◆ ITEMS
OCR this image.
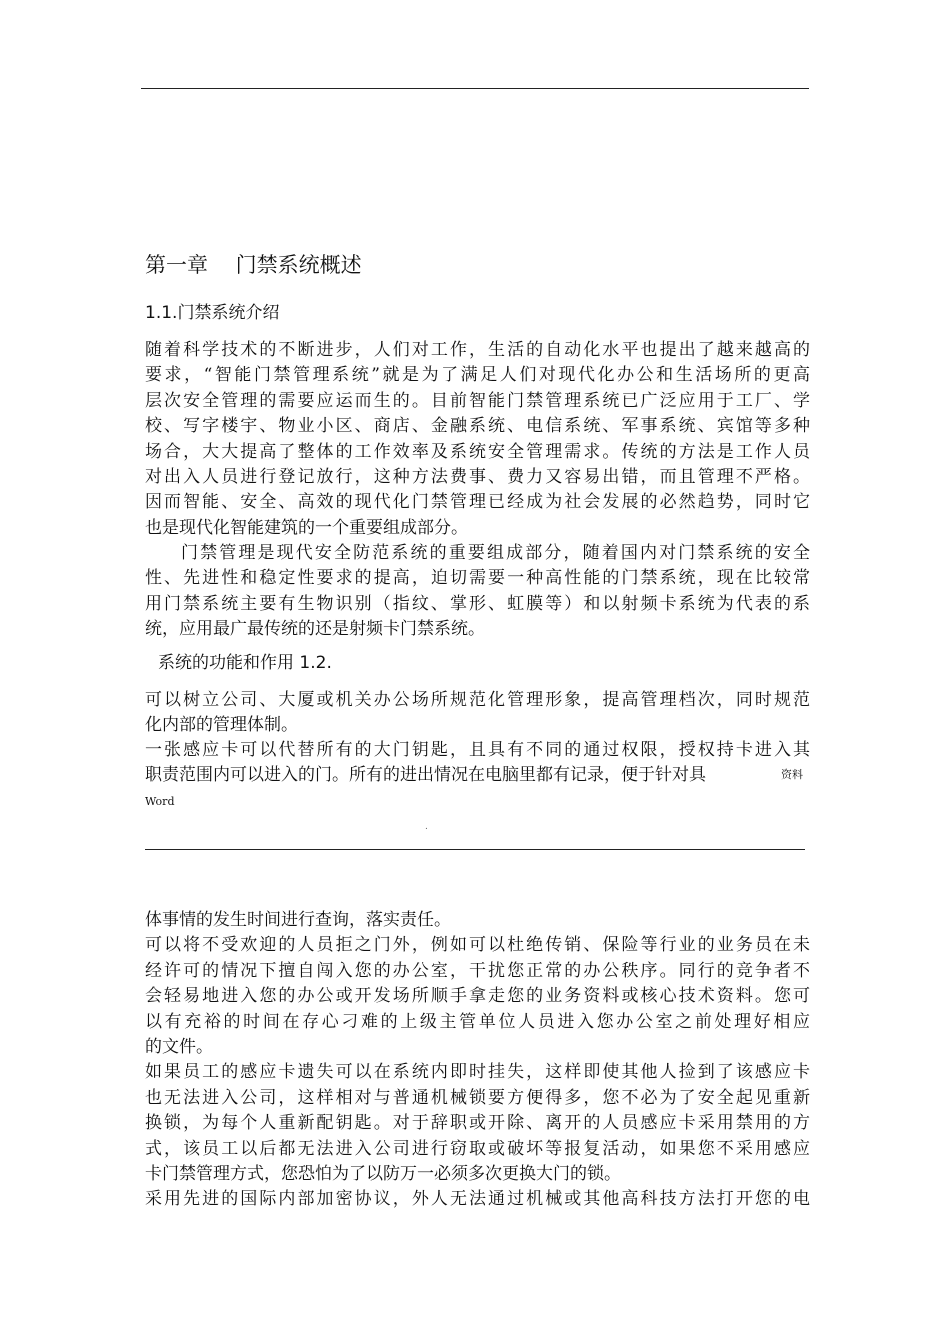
第一章　 门禁系统概述
1.1.门禁系统介绍
随着科学技术的不断进步，人们对工作，生活的自动化水平也提出了越来越高的
要求，“智能门禁管理系统”就是为了满足人们对现代化办公和生活场所的更高
层次安全管理的需要应运而生的。目前智能门禁管理系统已广泛应用于工厂、学
校、写字楼宇、物业小区、商店、金融系统、电信系统、军事系统、宾馆等多种
场合，大大提高了整体的工作效率及系统安全管理需求。传统的方法是工作人员
对出入人员进行登记放行，这种方法费事、费力又容易出错，而且管理不严格。
因而智能、安全、高效的现代化门禁管理已经成为社会发展的必然趋势，同时它
也是现代化智能建筑的一个重要组成部分。
门禁管理是现代安全防范系统的重要组成部分，随着国内对门禁系统的安全
性、先进性和稳定性要求的提高，迫切需要一种高性能的门禁系统，现在比较常
用门禁系统主要有生物识别（指纹、掌形、虹膜等）和以射频卡系统为代表的系
统，应用最广最传统的还是射频卡门禁系统。
系统的功能和作用 1.2.
可以树立公司、大厦或机关办公场所规范化管理形象，提高管理档次，同时规范
化内部的管理体制。
一张感应卡可以代替所有的大门钥匙，且具有不同的通过权限，授权持卡进入其
职责范围内可以进入的门。所有的进出情况在电脑里都有记录，便于针对具	资料
Word
.
体事情的发生时间进行查询，落实责任。
可以将不受欢迎的人员拒之门外，例如可以杜绝传销、保险等行业的业务员在未
经许可的情况下擅自闯入您的办公室，干扰您正常的办公秩序。同行的竞争者不
会轻易地进入您的办公或开发场所顺手拿走您的业务资料或核心技术资料。您可
以有充裕的时间在存心刁难的上级主管单位人员进入您办公室之前处理好相应
的文件。
如果员工的感应卡遗失可以在系统内即时挂失，这样即使其他人捡到了该感应卡
也无法进入公司，这样相对与普通机械锁要方便得多，您不必为了安全起见重新
换锁，为每个人重新配钥匙。对于辞职或开除、离开的人员感应卡采用禁用的方
式，该员工以后都无法进入公司进行窃取或破坏等报复活动，如果您不采用感应
卡门禁管理方式，您恐怕为了以防万一必须多次更换大门的锁。
采用先进的国际内部加密协议，外人无法通过机械或其他高科技方法打开您的电
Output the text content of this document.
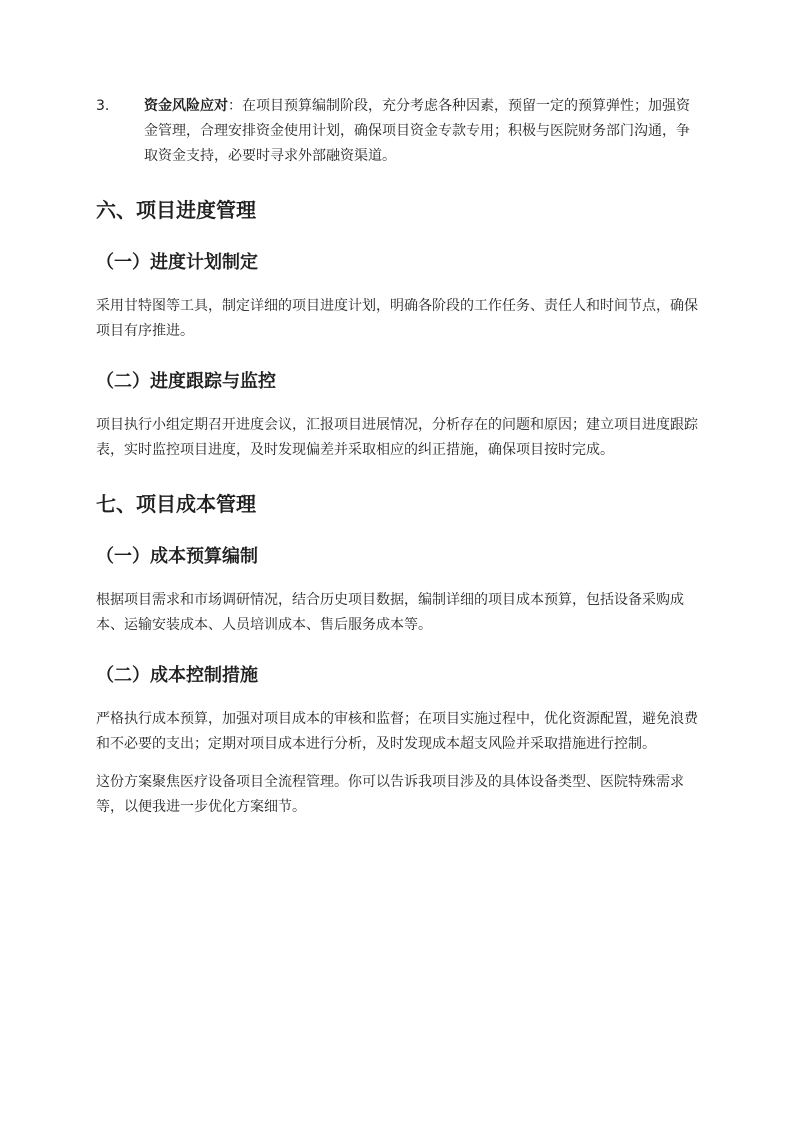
3. 资金风险应对：在项目预算编制阶段，充分考虑各种因素，预留一定的预算弹性；加强资金管理，合理安排资金使用计划，确保项目资金专款专用；积极与医院财务部门沟通，争取资金支持，必要时寻求外部融资渠道。
六、项目进度管理
（一）进度计划制定

采用甘特图等工具，制定详细的项目进度计划，明确各阶段的工作任务、责任人和时间节点，确保项目有序推进。

（二）进度跟踪与监控

项目执行小组定期召开进度会议，汇报项目进展情况，分析存在的问题和原因；建立项目进度跟踪表，实时监控项目进度，及时发现偏差并采取相应的纠正措施，确保项目按时完成。

七、项目成本管理
（一）成本预算编制

根据项目需求和市场调研情况，结合历史项目数据，编制详细的项目成本预算，包括设备采购成本、运输安装成本、人员培训成本、售后服务成本等。

（二）成本控制措施

严格执行成本预算，加强对项目成本的审核和监督；在项目实施过程中，优化资源配置，避免浪费和不必要的支出；定期对项目成本进行分析，及时发现成本超支风险并采取措施进行控制。

这份方案聚焦医疗设备项目全流程管理。你可以告诉我项目涉及的具体设备类型、医院特殊需求等，以便我进一步优化方案细节。
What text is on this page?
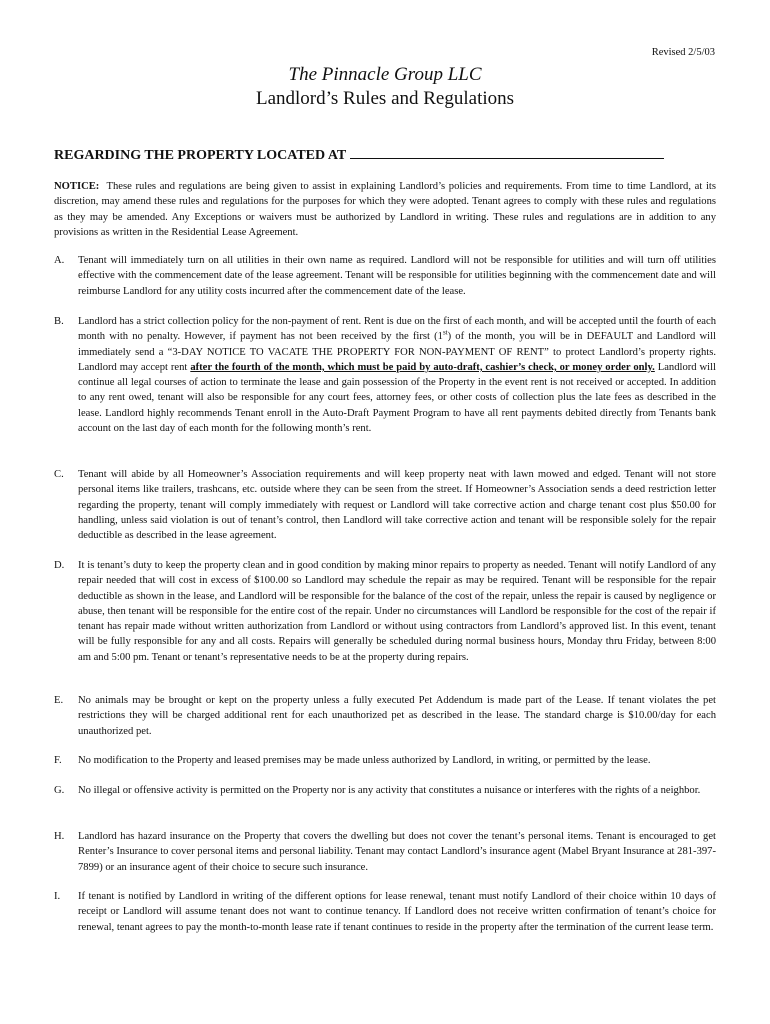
Revised 2/5/03
The Pinnacle Group LLC
Landlord’s Rules and Regulations
REGARDING THE PROPERTY LOCATED AT
NOTICE: These rules and regulations are being given to assist in explaining Landlord’s policies and requirements. From time to time Landlord, at its discretion, may amend these rules and regulations for the purposes for which they were adopted. Tenant agrees to comply with these rules and regulations as they may be amended. Any Exceptions or waivers must be authorized by Landlord in writing. These rules and regulations are in addition to any provisions as written in the Residential Lease Agreement.
A. Tenant will immediately turn on all utilities in their own name as required. Landlord will not be responsible for utilities and will turn off utilities effective with the commencement date of the lease agreement. Tenant will be responsible for utilities beginning with the commencement date and will reimburse Landlord for any utility costs incurred after the commencement date of the lease.
B. Landlord has a strict collection policy for the non-payment of rent. Rent is due on the first of each month, and will be accepted until the fourth of each month with no penalty. However, if payment has not been received by the first (1st) of the month, you will be in DEFAULT and Landlord will immediately send a “3-DAY NOTICE TO VACATE THE PROPERTY FOR NON-PAYMENT OF RENT” to protect Landlord’s property rights. Landlord may accept rent after the fourth of the month, which must be paid by auto-draft, cashier’s check, or money order only. Landlord will continue all legal courses of action to terminate the lease and gain possession of the Property in the event rent is not received or accepted. In addition to any rent owed, tenant will also be responsible for any court fees, attorney fees, or other costs of collection plus the late fees as described in the lease. Landlord highly recommends Tenant enroll in the Auto-Draft Payment Program to have all rent payments debited directly from Tenants bank account on the last day of each month for the following month’s rent.
C. Tenant will abide by all Homeowner’s Association requirements and will keep property neat with lawn mowed and edged. Tenant will not store personal items like trailers, trashcans, etc. outside where they can be seen from the street. If Homeowner’s Association sends a deed restriction letter regarding the property, tenant will comply immediately with request or Landlord will take corrective action and charge tenant cost plus $50.00 for handling, unless said violation is out of tenant’s control, then Landlord will take corrective action and tenant will be responsible solely for the repair deductible as described in the lease agreement.
D. It is tenant’s duty to keep the property clean and in good condition by making minor repairs to property as needed. Tenant will notify Landlord of any repair needed that will cost in excess of $100.00 so Landlord may schedule the repair as may be required. Tenant will be responsible for the repair deductible as shown in the lease, and Landlord will be responsible for the balance of the cost of the repair, unless the repair is caused by negligence or abuse, then tenant will be responsible for the entire cost of the repair. Under no circumstances will Landlord be responsible for the cost of the repair if tenant has repair made without written authorization from Landlord or without using contractors from Landlord’s approved list. In this event, tenant will be fully responsible for any and all costs. Repairs will generally be scheduled during normal business hours, Monday thru Friday, between 8:00 am and 5:00 pm. Tenant or tenant’s representative needs to be at the property during repairs.
E. No animals may be brought or kept on the property unless a fully executed Pet Addendum is made part of the Lease. If tenant violates the pet restrictions they will be charged additional rent for each unauthorized pet as described in the lease. The standard charge is $10.00/day for each unauthorized pet.
F. No modification to the Property and leased premises may be made unless authorized by Landlord, in writing, or permitted by the lease.
G. No illegal or offensive activity is permitted on the Property nor is any activity that constitutes a nuisance or interferes with the rights of a neighbor.
H. Landlord has hazard insurance on the Property that covers the dwelling but does not cover the tenant’s personal items. Tenant is encouraged to get Renter’s Insurance to cover personal items and personal liability. Tenant may contact Landlord’s insurance agent (Mabel Bryant Insurance at 281-397-7899) or an insurance agent of their choice to secure such insurance.
I. If tenant is notified by Landlord in writing of the different options for lease renewal, tenant must notify Landlord of their choice within 10 days of receipt or Landlord will assume tenant does not want to continue tenancy. If Landlord does not receive written confirmation of tenant’s choice for renewal, tenant agrees to pay the month-to-month lease rate if tenant continues to reside in the property after the termination of the current lease term.
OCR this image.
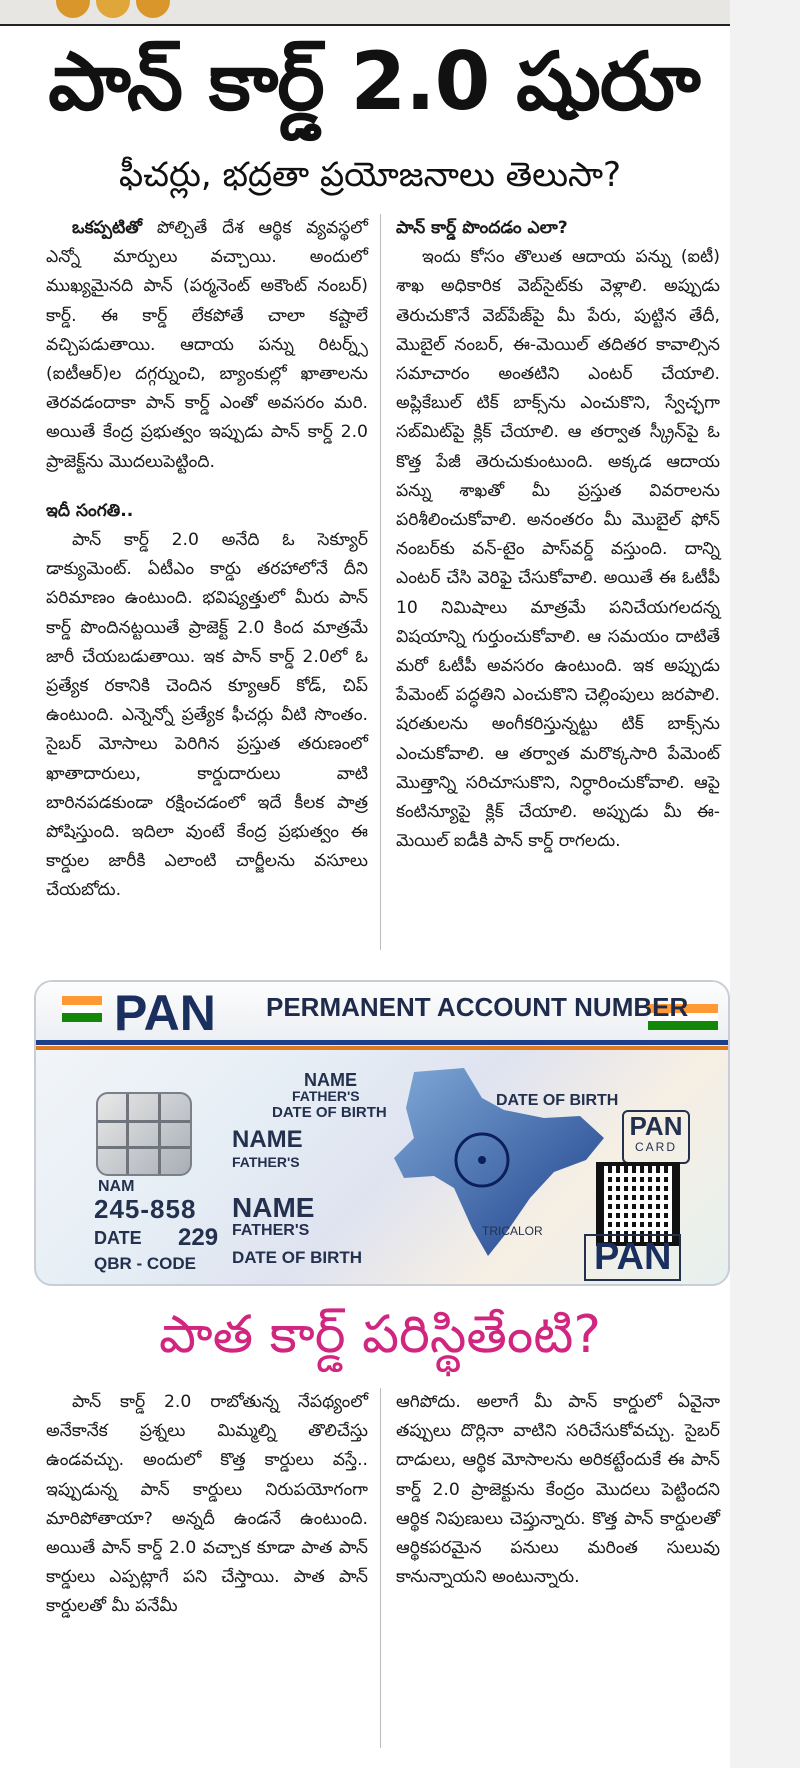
పాన్ కార్డ్ 2.0 షురూ
ఫీచర్లు, భద్రతా ప్రయోజనాలు తెలుసా?

ఒకప్పటితో పోల్చితే దేశ ఆర్థిక వ్యవస్థలో ఎన్నో మార్పులు వచ్చాయి. అందులో ముఖ్యమైనది పాన్ (పర్మనెంట్ అకౌంట్ నంబర్) కార్డ్. ఈ కార్డ్ లేకపోతే చాలా కష్టాలే వచ్చిపడుతాయి. ఆదాయ పన్ను రిటర్న్స్ (ఐటీఆర్)ల దగ్గర్నుంచి, బ్యాంకుల్లో ఖాతాలను తెరవడందాకా పాన్ కార్డ్ ఎంతో అవసరం మరి. అయితే కేంద్ర ప్రభుత్వం ఇప్పుడు పాన్ కార్డ్ 2.0 ప్రాజెక్ట్‌ను మొదలుపెట్టింది.

ఇదీ సంగతి..

పాన్ కార్డ్ 2.0 అనేది ఓ సెక్యూర్ డాక్యుమెంట్. ఏటీఎం కార్డు తరహాలోనే దీని పరిమాణం ఉంటుంది. భవిష్యత్తులో మీరు పాన్ కార్డ్ పొందినట్టయితే ప్రాజెక్ట్ 2.0 కింద మాత్రమే జారీ చేయబడుతాయి. ఇక పాన్ కార్డ్ 2.0లో ఓ ప్రత్యేక రకానికి చెందిన క్యూఆర్ కోడ్, చిప్ ఉంటుంది. ఎన్నెన్నో ప్రత్యేక ఫీచర్లు వీటి సొంతం. సైబర్ మోసాలు పెరిగిన ప్రస్తుత తరుణంలో ఖాతాదారులు, కార్డుదారులు వాటి బారినపడకుండా రక్షించడంలో ఇదే కీలక పాత్ర పోషిస్తుంది. ఇదిలా వుంటే కేంద్ర ప్రభుత్వం ఈ కార్డుల జారీకి ఎలాంటి చార్జీలను వసూలు చేయబోదు.

పాన్ కార్డ్ పొందడం ఎలా?

ఇందు కోసం తొలుత ఆదాయ పన్ను (ఐటీ) శాఖ అధికారిక వెబ్‌సైట్‌కు వెళ్లాలి. అప్పుడు తెరుచుకొనే వెబ్‌పేజ్‌పై మీ పేరు, పుట్టిన తేదీ, మొబైల్ నంబర్, ఈ-మెయిల్ తదితర కావాల్సిన సమాచారం అంతటిని ఎంటర్ చేయాలి. అప్లికేబుల్ టిక్ బాక్స్‌ను ఎంచుకొని, స్వేచ్ఛగా సబ్‌మిట్‌పై క్లిక్ చేయాలి. ఆ తర్వాత స్క్రీన్‌పై ఓ కొత్త పేజీ తెరుచుకుంటుంది. అక్కడ ఆదాయ పన్ను శాఖతో మీ ప్రస్తుత వివరాలను పరిశీలించుకోవాలి. అనంతరం మీ మొబైల్ ఫోన్ నంబర్‌కు వన్-టైం పాస్‌వర్డ్ వస్తుంది. దాన్ని ఎంటర్ చేసి వెరిఫై చేసుకోవాలి. అయితే ఈ ఓటీపీ 10 నిమిషాలు మాత్రమే పనిచేయగలదన్న విషయాన్ని గుర్తుంచుకోవాలి. ఆ సమయం దాటితే మరో ఓటీపీ అవసరం ఉంటుంది. ఇక అప్పుడు పేమెంట్ పద్ధతిని ఎంచుకొని చెల్లింపులు జరపాలి. షరతులను అంగీకరిస్తున్నట్టు టిక్ బాక్స్‌ను ఎంచుకోవాలి. ఆ తర్వాత మరొక్కసారి పేమెంట్ మొత్తాన్ని సరిచూసుకొని, నిర్ధారించుకోవాలి. ఆపై కంటిన్యూపై క్లిక్ చేయాలి. అప్పుడు మీ ఈ-మెయిల్ ఐడీకి పాన్ కార్డ్ రాగలదు.

PAN PERMANENT ACCOUNT NUMBER
NAM
245-858
DATE 229
QBR - CODE
NAME
FATHER'S
DATE OF BIRTH
NAME
FATHER'S
NAME
FATHER'S
DATE OF BIRTH
DATE OF BIRTH
PAN
CARD
TRICALOR
PAN
పాత కార్డ్ పరిస్థితేంటి?

పాన్ కార్డ్ 2.0 రాబోతున్న నేపథ్యంలో అనేకానేక ప్రశ్నలు మిమ్మల్ని తొలిచేస్తు ఉండవచ్చు. అందులో కొత్త కార్డులు వస్తే.. ఇప్పుడున్న పాన్ కార్డులు నిరుపయోగంగా మారిపోతాయా? అన్నదీ ఉండనే ఉంటుంది. అయితే పాన్ కార్డ్ 2.0 వచ్చాక కూడా పాత పాన్ కార్డులు ఎప్పట్లాగే పని చేస్తాయి. పాత పాన్ కార్డులతో మీ పనేమీ

ఆగిపోదు. అలాగే మీ పాన్ కార్డులో ఏవైనా తప్పులు దొర్లినా వాటిని సరిచేసుకోవచ్చు. సైబర్ దాడులు, ఆర్థిక మోసాలను అరికట్టేందుకే ఈ పాన్ కార్డ్ 2.0 ప్రాజెక్టును కేంద్రం మొదలు పెట్టిందని ఆర్థిక నిపుణులు చెప్తున్నారు. కొత్త పాన్ కార్డులతో ఆర్థికపరమైన పనులు మరింత సులువు కానున్నాయని అంటున్నారు.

◆ WHAT YOU HAVE TO DO
Which lines above contain the word "permitted"? Copy each of them.

◆ THE ANSWER
F. No modification to the Property and leased premises may be made unless authorized by Landlord, in writing, or permitted by the lease.
G. No illegal or offensive activity is permitted on the Property nor is any activity that constitutes a nuisance or interferes with the rights of a neighbor.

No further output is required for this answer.